- [Given data]:
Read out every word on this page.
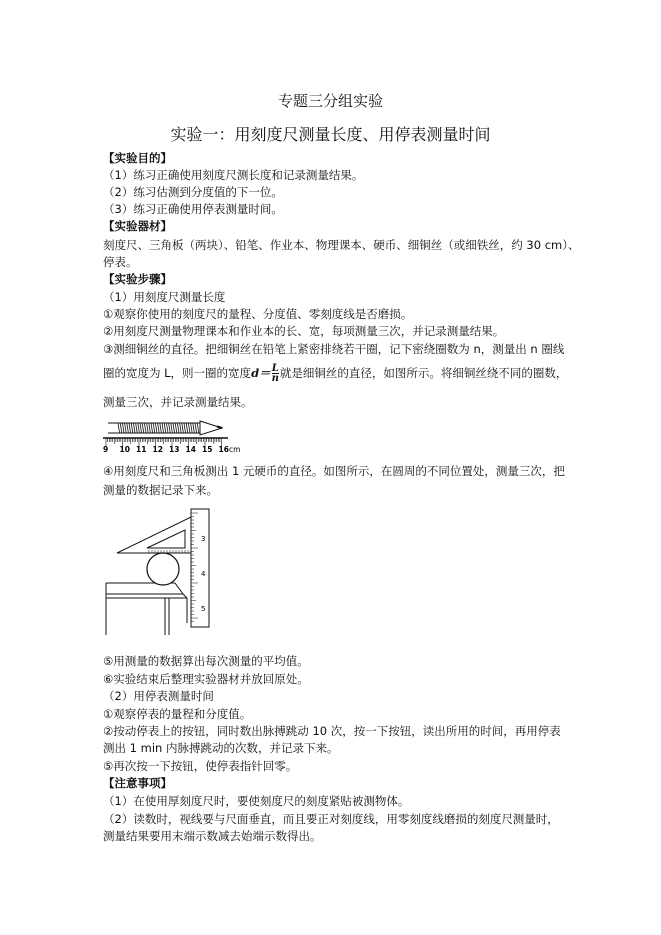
专题三分组实验
实验一：用刻度尺测量长度、用停表测量时间
【实验目的】
（1）练习正确使用刻度尺测长度和记录测量结果。
（2）练习估测到分度值的下一位。
（3）练习正确使用停表测量时间。
【实验器材】
刻度尺、三角板（两块）、铅笔、作业本、物理课本、硬币、细铜丝（或细铁丝，约 30 cm）、
停表。
【实验步骤】
（1）用刻度尺测量长度
①观察你使用的刻度尺的量程、分度值、零刻度线是否磨损。
②用刻度尺测量物理课本和作业本的长、宽，每项测量三次，并记录测量结果。
③测细铜丝的直径。把细铜丝在铅笔上紧密排绕若干圈，记下密绕圈数为 n，测量出 n 圈线
圈的宽度为 L，则一圈的宽度$d= \frac{L}{n}$ 就是细铜丝的直径，如图所示。将细铜丝绕不同的圈数，
测量三次，并记录测量结果。
9 10 11 12 13 14 15 16 cm
④用刻度尺和三角板测出 1 元硬币的直径。如图所示，在圆周的不同位置处，测量三次，把
测量的数据记录下来。
3
4
5
⑤用测量的数据算出每次测量的平均值。
⑥实验结束后整理实验器材并放回原处。
（2）用停表测量时间
①观察停表的量程和分度值。
②按动停表上的按钮，同时数出脉搏跳动 10 次，按一下按钮，读出所用的时间，再用停表
测出 1 min 内脉搏跳动的次数，并记录下来。
⑤再次按一下按钮，使停表指针回零。
【注意事项】
（1）在使用厚刻度尺时，要使刻度尺的刻度紧贴被测物体。
（2）读数时，视线要与尺面垂直，而且要正对刻度线，用零刻度线磨损的刻度尺测量时，
测量结果要用末端示数减去始端示数得出。
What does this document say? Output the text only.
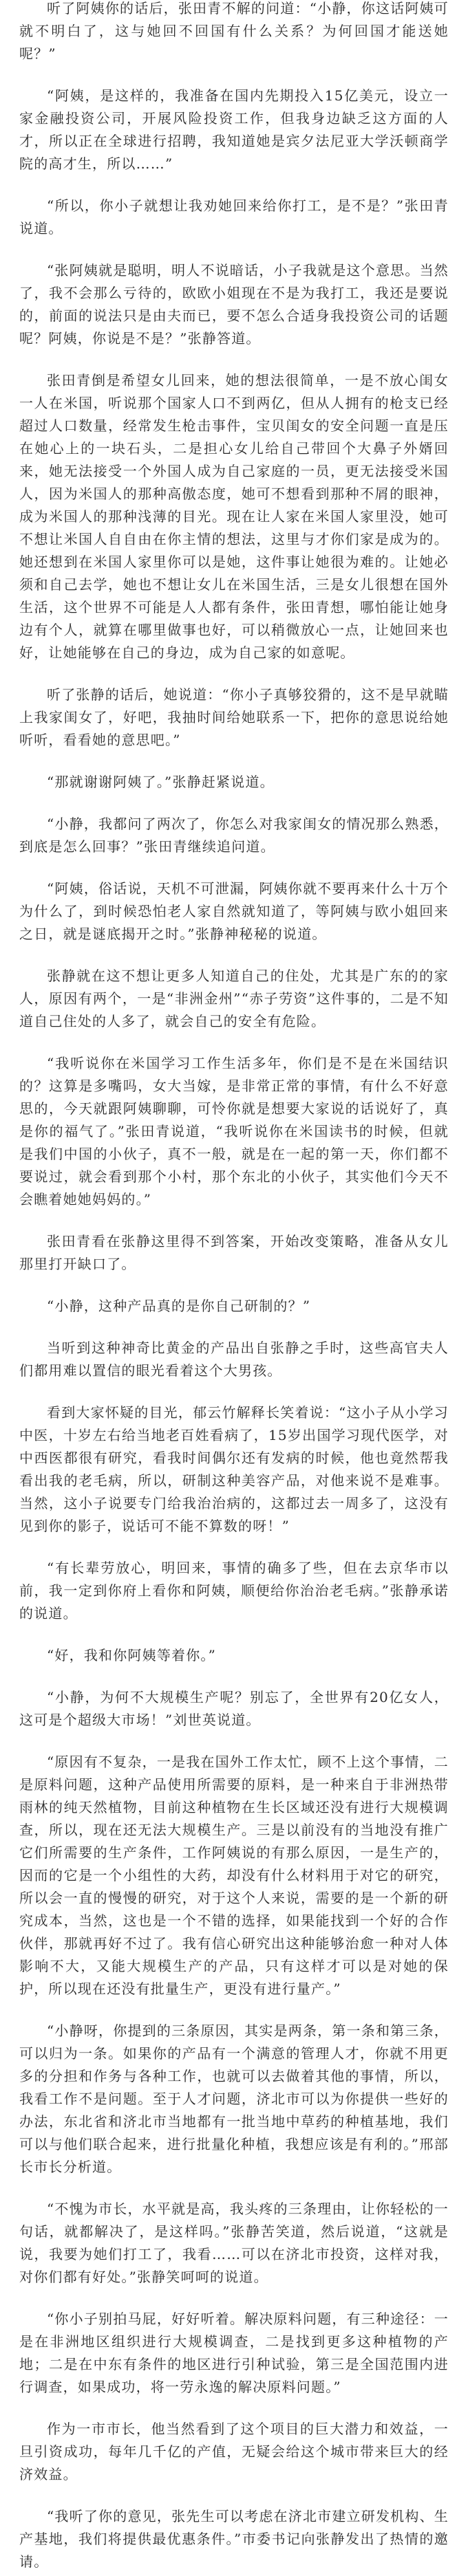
听了阿姨你的话后，张田青不解的问道：“小静，你这话阿姨可就不明白了，这与她回不回国有什么关系？为何回国才能送她呢？”

“阿姨，是这样的，我准备在国内先期投入15亿美元，设立一家金融投资公司，开展风险投资工作，但我身边缺乏这方面的人才，所以正在全球进行招聘，我知道她是宾夕法尼亚大学沃顿商学院的高才生，所以……”

“所以，你小子就想让我劝她回来给你打工，是不是？”张田青说道。

“张阿姨就是聪明，明人不说暗话，小子我就是这个意思。当然了，我不会那么亏待的，欧欧小姐现在不是为我打工，我还是要说的，前面的说法只是由夫而已，要不怎么合适身我投资公司的话题呢？阿姨，你说是不是？”张静答道。

张田青倒是希望女儿回来，她的想法很简单，一是不放心闺女一人在米国，听说那个国家人口不到两亿，但从人拥有的枪支已经超过人口数量，经常发生枪击事件，宝贝闺女的安全问题一直是压在她心上的一块石头，二是担心女儿给自己带回个大鼻子外婿回来，她无法接受一个外国人成为自己家庭的一员，更无法接受米国人，因为米国人的那种高傲态度，她可不想看到那种不屑的眼神，成为米国人的那种浅薄的目光。现在让人家在米国人家里没，她可不想让米国人自自由在你主情的想法，这里与才你们家是成为的。她还想到在米国人家里你可以是她，这件事让她很为难的。让她必须和自己去学，她也不想让女儿在米国生活，三是女儿很想在国外生活，这个世界不可能是人人都有条件，张田青想，哪怕能让她身边有个人，就算在哪里做事也好，可以稍微放心一点，让她回来也好，让她能够在自己的身边，成为自己家的如意呢。

听了张静的话后，她说道：“你小子真够狡猾的，这不是早就瞄上我家闺女了，好吧，我抽时间给她联系一下，把你的意思说给她听听，看看她的意思吧。”

“那就谢谢阿姨了。”张静赶紧说道。

“小静，我都问了两次了，你怎么对我家闺女的情况那么熟悉，到底是怎么回事？”张田青继续追问道。

“阿姨，俗话说，天机不可泄漏，阿姨你就不要再来什么十万个为什么了，到时候恐怕老人家自然就知道了，等阿姨与欧小姐回来之日，就是谜底揭开之时。”张静神秘秘的说道。

张静就在这不想让更多人知道自己的住处，尤其是广东的的家人，原因有两个，一是“非洲金州”“赤子劳资”这件事的，二是不知道自己住处的人多了，就会自己的安全有危险。

“我听说你在米国学习工作生活多年，你们是不是在米国结识的？这算是多嘴吗，女大当嫁，是非常正常的事情，有什么不好意思的，今天就跟阿姨聊聊，可怜你就是想要大家说的话说好了，真是你的福气了。”张田青说道，“我听说你在米国读书的时候，但就是我们中国的小伙子，真不一般，就是在一起的第一天，你们都不要说过，就会看到那个小村，那个东北的小伙子，其实他们今天不会瞧着她她妈妈的。”

张田青看在张静这里得不到答案，开始改变策略，准备从女儿那里打开缺口了。

“小静，这种产品真的是你自己研制的？”

当听到这种神奇比黄金的产品出自张静之手时，这些高官夫人们都用难以置信的眼光看着这个大男孩。

看到大家怀疑的目光，郁云竹解释长笑着说：“这小子从小学习中医，十岁左右给当地老百姓看病了，15岁出国学习现代医学，对中西医都很有研究，看我时间偶尔还有发病的时候，他也竟然帮我看出我的老毛病，所以，研制这种美容产品，对他来说不是难事。当然，这小子说要专门给我治治病的，这都过去一周多了，这没有见到你的影子，说话可不能不算数的呀！”

“有长辈劳放心，明回来，事情的确多了些，但在去京华市以前，我一定到你府上看你和阿姨，顺便给你治治老毛病。”张静承诺的说道。

“好，我和你阿姨等着你。”

“小静，为何不大规模生产呢？别忘了，全世界有20亿女人，这可是个超级大市场！”刘世英说道。

“原因有不复杂，一是我在国外工作太忙，顾不上这个事情，二是原料问题，这种产品使用所需要的原料，是一种来自于非洲热带雨林的纯天然植物，目前这种植物在生长区域还没有进行大规模调查，所以，现在还无法大规模生产。三是以前没有的当地没有推广它们所需要的生产条件，工作阿姨说的有那么原因，一是生产的，因而的它是一个小组性的大药，却没有什么材料用于对它的研究，所以会一直的慢慢的研究，对于这个人来说，需要的是一个新的研究成本，当然，这也是一个不错的选择，如果能找到一个好的合作伙伴，那就再好不过了。我有信心研究出这种能够治愈一种对人体影响不大，又能大规模生产的产品，只有这样才可以是对她的保护，所以现在还没有批量生产，更没有进行量产。”

“小静呀，你提到的三条原因，其实是两条，第一条和第三条，可以归为一条。如果你的产品有一个满意的管理人才，你就不用更多的分担和作务与各种工作，也就可以去做着其他的事情，所以，我看工作不是问题。至于人才问题，济北市可以为你提供一些好的办法，东北省和济北市当地都有一批当地中草药的种植基地，我们可以与他们联合起来，进行批量化种植，我想应该是有利的。”邢部长市长分析道。

“不愧为市长，水平就是高，我头疼的三条理由，让你轻松的一句话，就都解决了，是这样吗。”张静苦笑道，然后说道，“这就是说，我要为她们打工了，我看……可以在济北市投资，这样对我，对你们都有好处。”张静笑呵呵的说道。

“你小子别拍马屁，好好听着。解决原料问题，有三种途径：一是在非洲地区组织进行大规模调查，二是找到更多这种植物的产地；二是在中东有条件的地区进行引种试验，第三是全国范围内进行调查，如果成功，将一劳永逸的解决原料问题。”

作为一市市长，他当然看到了这个项目的巨大潜力和效益，一旦引资成功，每年几千亿的产值，无疑会给这个城市带来巨大的经济效益。

“我听了你的意见，张先生可以考虑在济北市建立研发机构、生产基地，我们将提供最优惠条件。”市委书记向张静发出了热情的邀请。
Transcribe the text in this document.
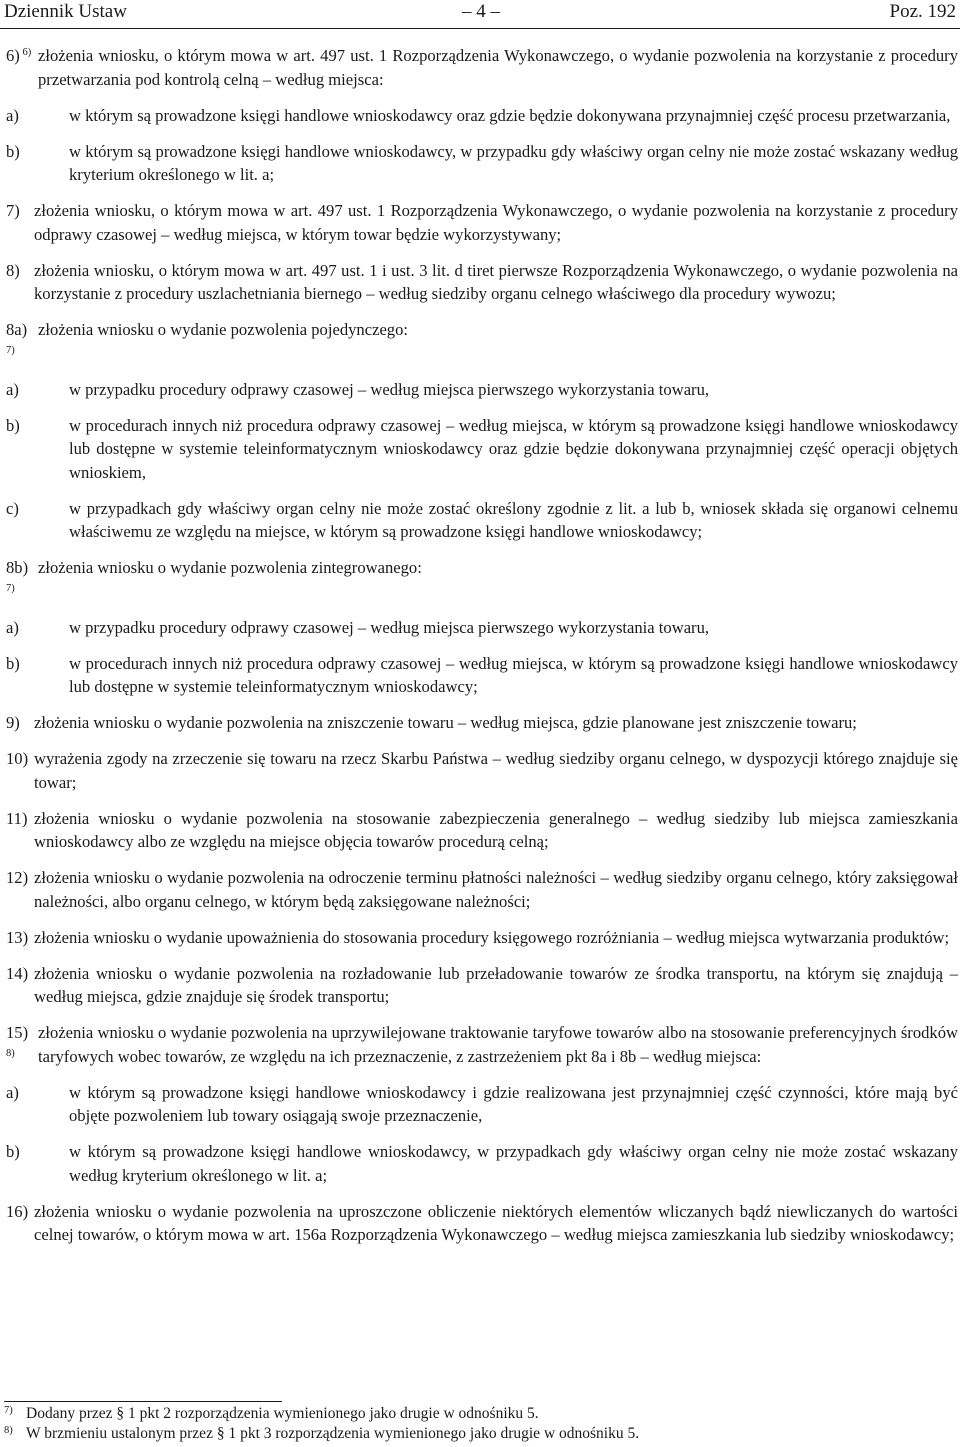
Dziennik Ustaw	– 4 –	Poz. 192
6) $^{6)}$ złożenia wniosku, o którym mowa w art. 497 ust. 1 Rozporządzenia Wykonawczego, o wydanie pozwolenia na korzystanie z procedury przetwarzania pod kontrolą celną – według miejsca:
a)	w którym są prowadzone księgi handlowe wnioskodawcy oraz gdzie będzie dokonywana przynajmniej część procesu przetwarzania,
b)	w którym są prowadzone księgi handlowe wnioskodawcy, w przypadku gdy właściwy organ celny nie może zostać wskazany według kryterium określonego w lit. a;
7) złożenia wniosku, o którym mowa w art. 497 ust. 1 Rozporządzenia Wykonawczego, o wydanie pozwolenia na korzystanie z procedury odprawy czasowej – według miejsca, w którym towar będzie wykorzystywany;
8) złożenia wniosku, o którym mowa w art. 497 ust. 1 i ust. 3 lit. d tiret pierwsze Rozporządzenia Wykonawczego, o wydanie pozwolenia na korzystanie z procedury uszlachetniania biernego – według siedziby organu celnego właściwego dla procedury wywozu;
8a) $^{7)}$
złożenia wniosku o wydanie pozwolenia pojedynczego:
a)	w przypadku procedury odprawy czasowej – według miejsca pierwszego wykorzystania towaru,
b)	w procedurach innych niż procedura odprawy czasowej – według miejsca, w którym są prowadzone księgi handlowe wnioskodawcy lub dostępne w systemie teleinformatycznym wnioskodawcy oraz gdzie będzie dokonywana przynajmniej część operacji objętych wnioskiem,
c)	w przypadkach gdy właściwy organ celny nie może zostać określony zgodnie z lit. a lub b, wniosek składa się organowi celnemu właściwemu ze względu na miejsce, w którym są prowadzone księgi handlowe wnioskodawcy;
8b) $^{7)}$
złożenia wniosku o wydanie pozwolenia zintegrowanego:
a)	w przypadku procedury odprawy czasowej – według miejsca pierwszego wykorzystania towaru,
b)	w procedurach innych niż procedura odprawy czasowej – według miejsca, w którym są prowadzone księgi handlowe wnioskodawcy lub dostępne w systemie teleinformatycznym wnioskodawcy;
9) złożenia wniosku o wydanie pozwolenia na zniszczenie towaru – według miejsca, gdzie planowane jest zniszczenie towaru;
10) wyrażenia zgody na zrzeczenie się towaru na rzecz Skarbu Państwa – według siedziby organu celnego, w dyspozycji którego znajduje się towar;
11) złożenia wniosku o wydanie pozwolenia na stosowanie zabezpieczenia generalnego – według siedziby lub miejsca zamieszkania wnioskodawcy albo ze względu na miejsce objęcia towarów procedurą celną;
12) złożenia wniosku o wydanie pozwolenia na odroczenie terminu płatności należności – według siedziby organu celnego, który zaksięgował należności, albo organu celnego, w którym będą zaksięgowane należności;
13) złożenia wniosku o wydanie upoważnienia do stosowania procedury księgowego rozróżniania – według miejsca wytwarzania produktów;
14) złożenia wniosku o wydanie pozwolenia na rozładowanie lub przeładowanie towarów ze środka transportu, na którym się znajdują – według miejsca, gdzie znajduje się środek transportu;
15) $^{8)}$
złożenia wniosku o wydanie pozwolenia na uprzywilejowane traktowanie taryfowe towarów albo na stosowanie preferencyjnych środków taryfowych wobec towarów, ze względu na ich przeznaczenie, z zastrzeżeniem pkt 8a i 8b – według miejsca:
a)	w którym są prowadzone księgi handlowe wnioskodawcy i gdzie realizowana jest przynajmniej część czynności, które mają być objęte pozwoleniem lub towary osiągają swoje przeznaczenie,
b)	w którym są prowadzone księgi handlowe wnioskodawcy, w przypadkach gdy właściwy organ celny nie może zostać wskazany według kryterium określonego w lit. a;
16) złożenia wniosku o wydanie pozwolenia na uproszczone obliczenie niektórych elementów wliczanych bądź niewliczanych do wartości celnej towarów, o którym mowa w art. 156a Rozporządzenia Wykonawczego – według miejsca zamieszkania lub siedziby wnioskodawcy;
7) Dodany przez § 1 pkt 2 rozporządzenia wymienionego jako drugie w odnośniku 5.
8) W brzmieniu ustalonym przez § 1 pkt 3 rozporządzenia wymienionego jako drugie w odnośniku 5.
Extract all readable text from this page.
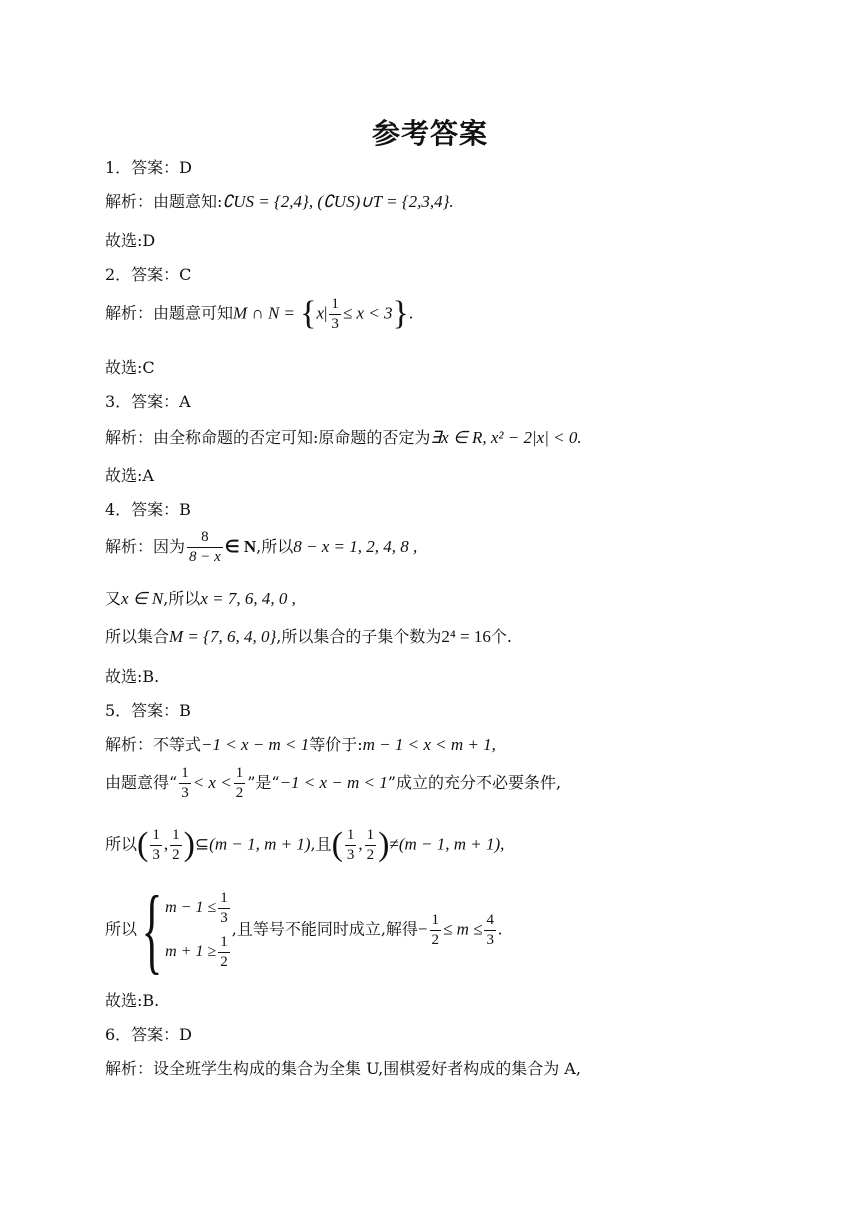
参考答案
1．答案：D
解析：由题意知:∁US = {2,4}, (∁US)∪T = {2,3,4}.
故选:D
2．答案：C
解析：由题意可知M ∩ $N = \{x| \frac{1}{3} \le x < 3\}$.
故选:C
3．答案：A
解析：由全称命题的否定可知:原命题的否定为∃x ∈ R, x² − 2|x| < 0.
故选:A
4．答案：B
解析：因为 $\frac{8}{8 - x}$ ∈ N,所以8 − x = 1, 2, 4, 8 ,
又x ∈ N,所以x = 7, 6, 4, 0 ,
所以集合M = {7, 6, 4, 0},所以集合的子集个数为2⁴ = 16个.
故选:B.
5．答案：B
解析：不等式−1 < x − m < 1等价于:m − 1 < x < m + 1,
由题意得“ $\frac{1}{3} < x < \frac{1}{2}$ ”是“−1 < x − m < 1”成立的充分不必要条件,
所以( $\frac{1}{3}$ , $\frac{1}{2}$ )⊆(m − 1, m + 1),且( $\frac{1}{3}$ , $\frac{1}{2} )\ne(m - 1$, m + 1),
所以{ $m - 1 \le \frac{1}{3}$
$m + 1 \ge \frac{1}{2}$
,且等号不能同时成立,解得− $\frac{1}{2} \le m \le \frac{4}{3}$ .
故选:B.
6．答案：D
解析：设全班学生构成的集合为全集 U,围棋爱好者构成的集合为 A,
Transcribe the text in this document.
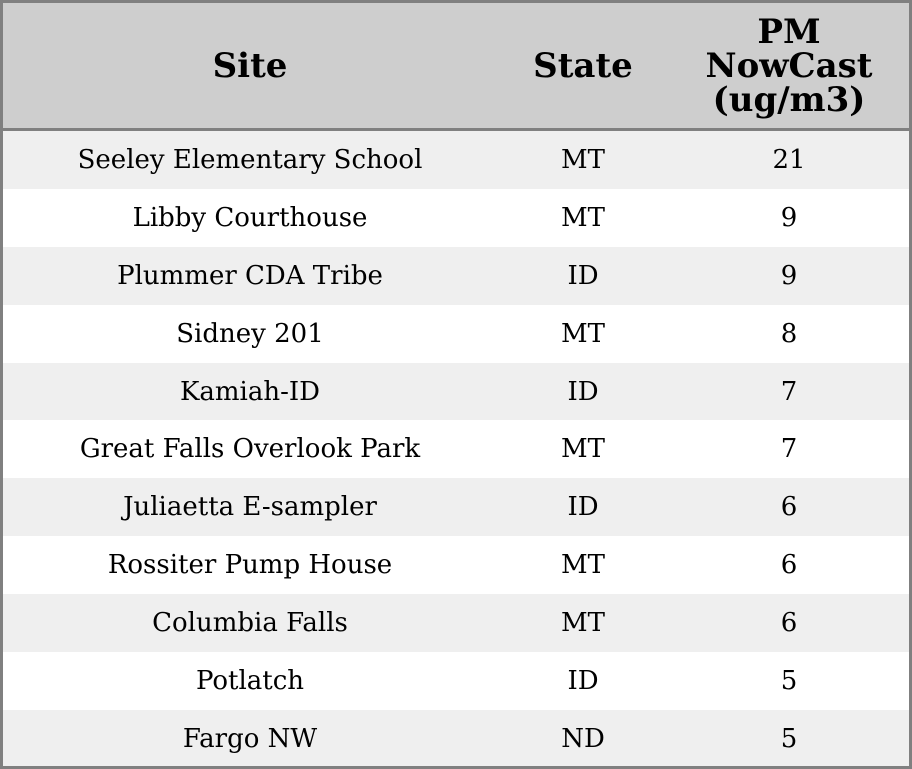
Site	State	PM
NowCast
(ug/m3)

Seeley Elementary School	MT	21
Libby Courthouse	MT	9
Plummer CDA Tribe	ID	9
Sidney 201	MT	8
Kamiah-ID	ID	7
Great Falls Overlook Park	MT	7
Juliaetta E-sampler	ID	6
Rossiter Pump House	MT	6
Columbia Falls	MT	6
Potlatch	ID	5
Fargo NW	ND	5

- [Do this]: Provide the number of lines in these entries that hold the word "może", without any accompanying text.

- [Output]: 3